### Task inputs
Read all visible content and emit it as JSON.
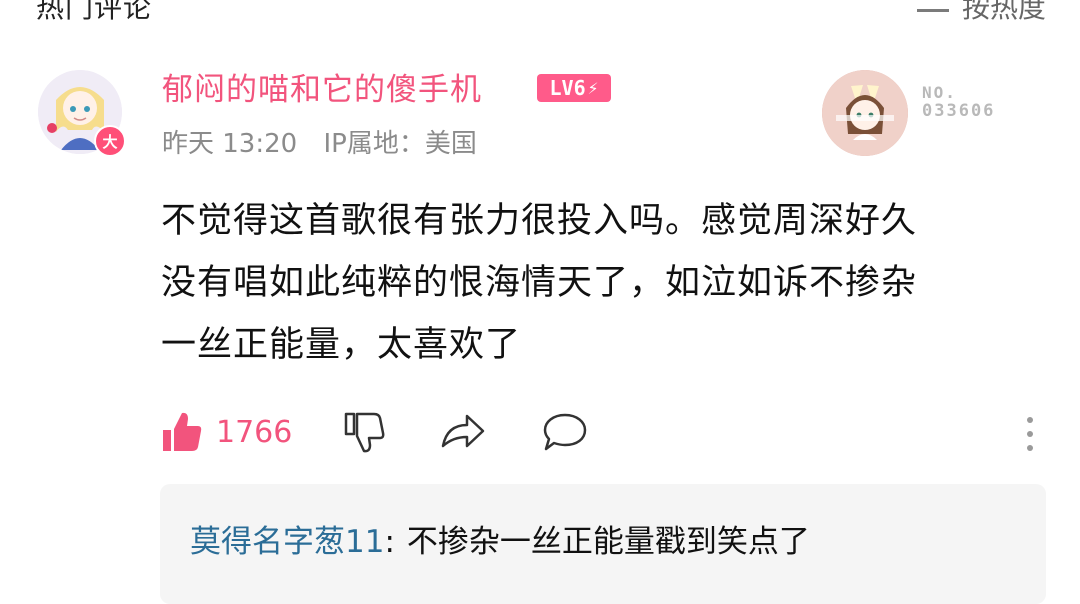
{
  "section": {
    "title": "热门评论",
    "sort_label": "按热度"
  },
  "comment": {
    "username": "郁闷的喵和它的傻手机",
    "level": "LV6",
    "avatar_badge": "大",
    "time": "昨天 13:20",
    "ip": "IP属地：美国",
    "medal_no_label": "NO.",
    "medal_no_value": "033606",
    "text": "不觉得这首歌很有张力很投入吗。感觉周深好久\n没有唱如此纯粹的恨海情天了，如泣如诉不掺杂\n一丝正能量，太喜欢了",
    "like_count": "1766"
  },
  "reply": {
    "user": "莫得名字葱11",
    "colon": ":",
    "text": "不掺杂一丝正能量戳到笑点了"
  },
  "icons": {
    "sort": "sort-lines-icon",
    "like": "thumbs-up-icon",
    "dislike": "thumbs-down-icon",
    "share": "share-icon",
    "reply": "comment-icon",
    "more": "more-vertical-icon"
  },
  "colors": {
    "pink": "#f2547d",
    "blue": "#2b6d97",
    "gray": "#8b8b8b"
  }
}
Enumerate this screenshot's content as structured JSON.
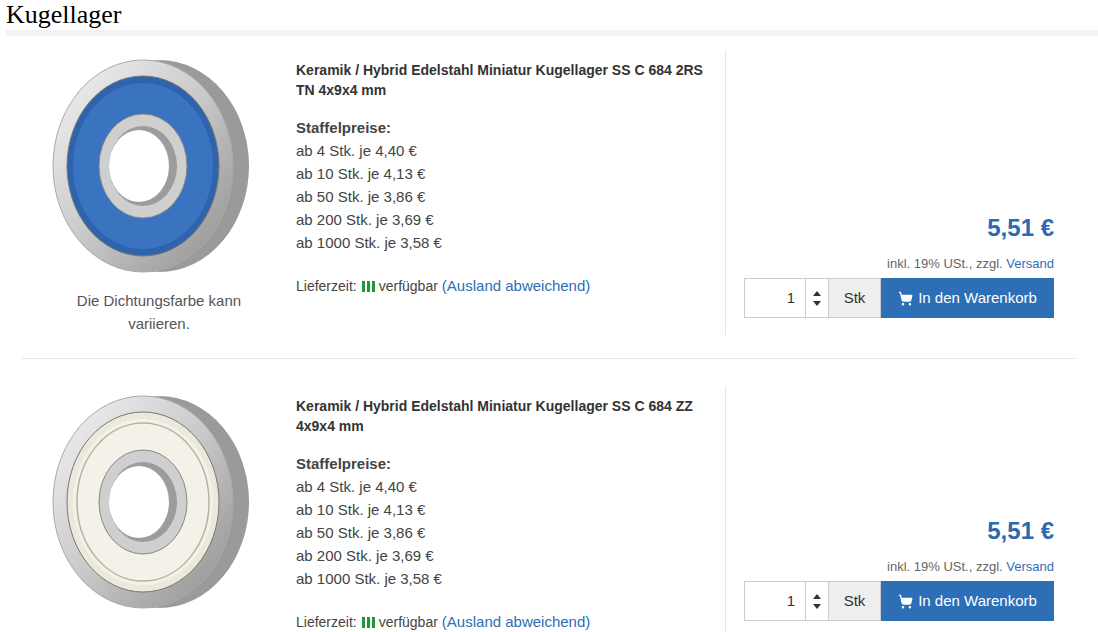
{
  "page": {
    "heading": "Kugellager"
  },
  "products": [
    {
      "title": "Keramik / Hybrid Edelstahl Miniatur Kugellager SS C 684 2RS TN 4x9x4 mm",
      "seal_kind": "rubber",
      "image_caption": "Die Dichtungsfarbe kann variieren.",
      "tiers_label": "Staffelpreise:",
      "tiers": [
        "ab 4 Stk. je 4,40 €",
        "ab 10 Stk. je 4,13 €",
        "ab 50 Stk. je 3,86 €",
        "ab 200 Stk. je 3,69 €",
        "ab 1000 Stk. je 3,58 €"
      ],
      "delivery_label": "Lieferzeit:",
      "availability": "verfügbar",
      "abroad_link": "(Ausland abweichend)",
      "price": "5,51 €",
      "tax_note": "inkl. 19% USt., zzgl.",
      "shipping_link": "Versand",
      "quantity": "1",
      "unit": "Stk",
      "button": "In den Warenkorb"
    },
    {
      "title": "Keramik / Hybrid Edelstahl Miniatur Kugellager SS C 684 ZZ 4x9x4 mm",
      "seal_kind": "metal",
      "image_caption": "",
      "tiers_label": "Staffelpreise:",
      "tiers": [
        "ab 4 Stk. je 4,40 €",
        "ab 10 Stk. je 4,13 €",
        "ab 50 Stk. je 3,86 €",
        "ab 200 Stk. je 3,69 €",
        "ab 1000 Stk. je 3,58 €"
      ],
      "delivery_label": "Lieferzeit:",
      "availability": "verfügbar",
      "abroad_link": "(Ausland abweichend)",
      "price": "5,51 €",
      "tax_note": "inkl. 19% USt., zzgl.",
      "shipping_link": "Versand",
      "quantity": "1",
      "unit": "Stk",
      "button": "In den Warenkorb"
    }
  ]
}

...

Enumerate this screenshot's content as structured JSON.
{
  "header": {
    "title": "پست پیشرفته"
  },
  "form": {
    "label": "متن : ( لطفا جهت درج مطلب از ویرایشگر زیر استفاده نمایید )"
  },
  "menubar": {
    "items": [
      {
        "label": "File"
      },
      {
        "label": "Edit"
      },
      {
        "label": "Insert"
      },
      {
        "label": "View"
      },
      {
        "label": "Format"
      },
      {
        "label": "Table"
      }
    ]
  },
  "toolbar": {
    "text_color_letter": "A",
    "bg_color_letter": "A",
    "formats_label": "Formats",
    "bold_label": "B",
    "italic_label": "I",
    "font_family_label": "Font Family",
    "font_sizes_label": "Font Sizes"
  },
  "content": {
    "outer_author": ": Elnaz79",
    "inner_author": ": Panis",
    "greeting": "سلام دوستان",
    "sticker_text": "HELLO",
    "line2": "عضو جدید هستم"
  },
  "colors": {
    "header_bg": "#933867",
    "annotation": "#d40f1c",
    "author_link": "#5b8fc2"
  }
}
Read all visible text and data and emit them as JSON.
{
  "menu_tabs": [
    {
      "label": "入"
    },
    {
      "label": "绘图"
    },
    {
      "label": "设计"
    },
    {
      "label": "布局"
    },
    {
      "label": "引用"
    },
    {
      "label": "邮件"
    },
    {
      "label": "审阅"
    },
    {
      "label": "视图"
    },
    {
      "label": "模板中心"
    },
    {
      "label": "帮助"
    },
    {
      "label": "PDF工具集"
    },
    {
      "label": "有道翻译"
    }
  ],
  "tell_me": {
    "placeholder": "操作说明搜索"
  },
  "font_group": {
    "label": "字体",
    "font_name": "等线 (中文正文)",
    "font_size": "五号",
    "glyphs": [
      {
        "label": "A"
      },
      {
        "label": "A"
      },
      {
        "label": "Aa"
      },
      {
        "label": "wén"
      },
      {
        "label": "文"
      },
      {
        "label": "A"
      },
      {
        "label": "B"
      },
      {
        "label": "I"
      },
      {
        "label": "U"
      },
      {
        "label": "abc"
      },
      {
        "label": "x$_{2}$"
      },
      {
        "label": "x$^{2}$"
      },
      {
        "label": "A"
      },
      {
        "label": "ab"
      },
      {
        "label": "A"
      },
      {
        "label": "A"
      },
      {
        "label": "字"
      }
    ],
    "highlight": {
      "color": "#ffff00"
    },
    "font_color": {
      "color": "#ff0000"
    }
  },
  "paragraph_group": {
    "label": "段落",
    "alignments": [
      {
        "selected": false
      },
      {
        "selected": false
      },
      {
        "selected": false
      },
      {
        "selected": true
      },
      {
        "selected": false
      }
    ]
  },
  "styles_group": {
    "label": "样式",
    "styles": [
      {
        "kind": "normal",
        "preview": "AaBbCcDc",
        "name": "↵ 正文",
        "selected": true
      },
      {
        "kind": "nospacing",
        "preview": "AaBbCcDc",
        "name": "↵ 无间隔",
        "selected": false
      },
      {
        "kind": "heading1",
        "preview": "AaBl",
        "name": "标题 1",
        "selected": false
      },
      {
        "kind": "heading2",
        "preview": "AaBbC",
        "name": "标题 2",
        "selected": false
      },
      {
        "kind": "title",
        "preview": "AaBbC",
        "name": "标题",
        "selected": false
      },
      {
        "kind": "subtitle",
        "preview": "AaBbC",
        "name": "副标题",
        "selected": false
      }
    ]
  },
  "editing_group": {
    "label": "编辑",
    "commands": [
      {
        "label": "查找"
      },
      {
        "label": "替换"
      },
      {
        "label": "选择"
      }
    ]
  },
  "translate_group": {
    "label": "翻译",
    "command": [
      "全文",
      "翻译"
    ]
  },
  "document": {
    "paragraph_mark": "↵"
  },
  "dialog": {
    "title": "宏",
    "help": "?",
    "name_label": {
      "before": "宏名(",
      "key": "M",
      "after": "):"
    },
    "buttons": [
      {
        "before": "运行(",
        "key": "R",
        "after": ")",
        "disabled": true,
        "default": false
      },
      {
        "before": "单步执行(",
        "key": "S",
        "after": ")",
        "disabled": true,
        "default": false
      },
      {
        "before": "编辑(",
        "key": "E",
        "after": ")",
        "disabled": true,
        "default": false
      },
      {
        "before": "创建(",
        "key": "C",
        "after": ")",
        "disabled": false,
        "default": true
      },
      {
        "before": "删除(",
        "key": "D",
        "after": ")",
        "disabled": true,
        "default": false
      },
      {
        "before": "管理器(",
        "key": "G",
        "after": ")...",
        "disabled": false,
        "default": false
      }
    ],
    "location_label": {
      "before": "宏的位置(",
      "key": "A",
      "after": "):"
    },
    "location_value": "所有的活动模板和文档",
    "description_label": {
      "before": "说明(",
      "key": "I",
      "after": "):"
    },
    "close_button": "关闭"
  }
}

### Written instruction
Write out every line of the entries that holds the word "thumbs".

### Complete answer
    "like": "thumbs-up-icon",
    "dislike": "thumbs-down-icon",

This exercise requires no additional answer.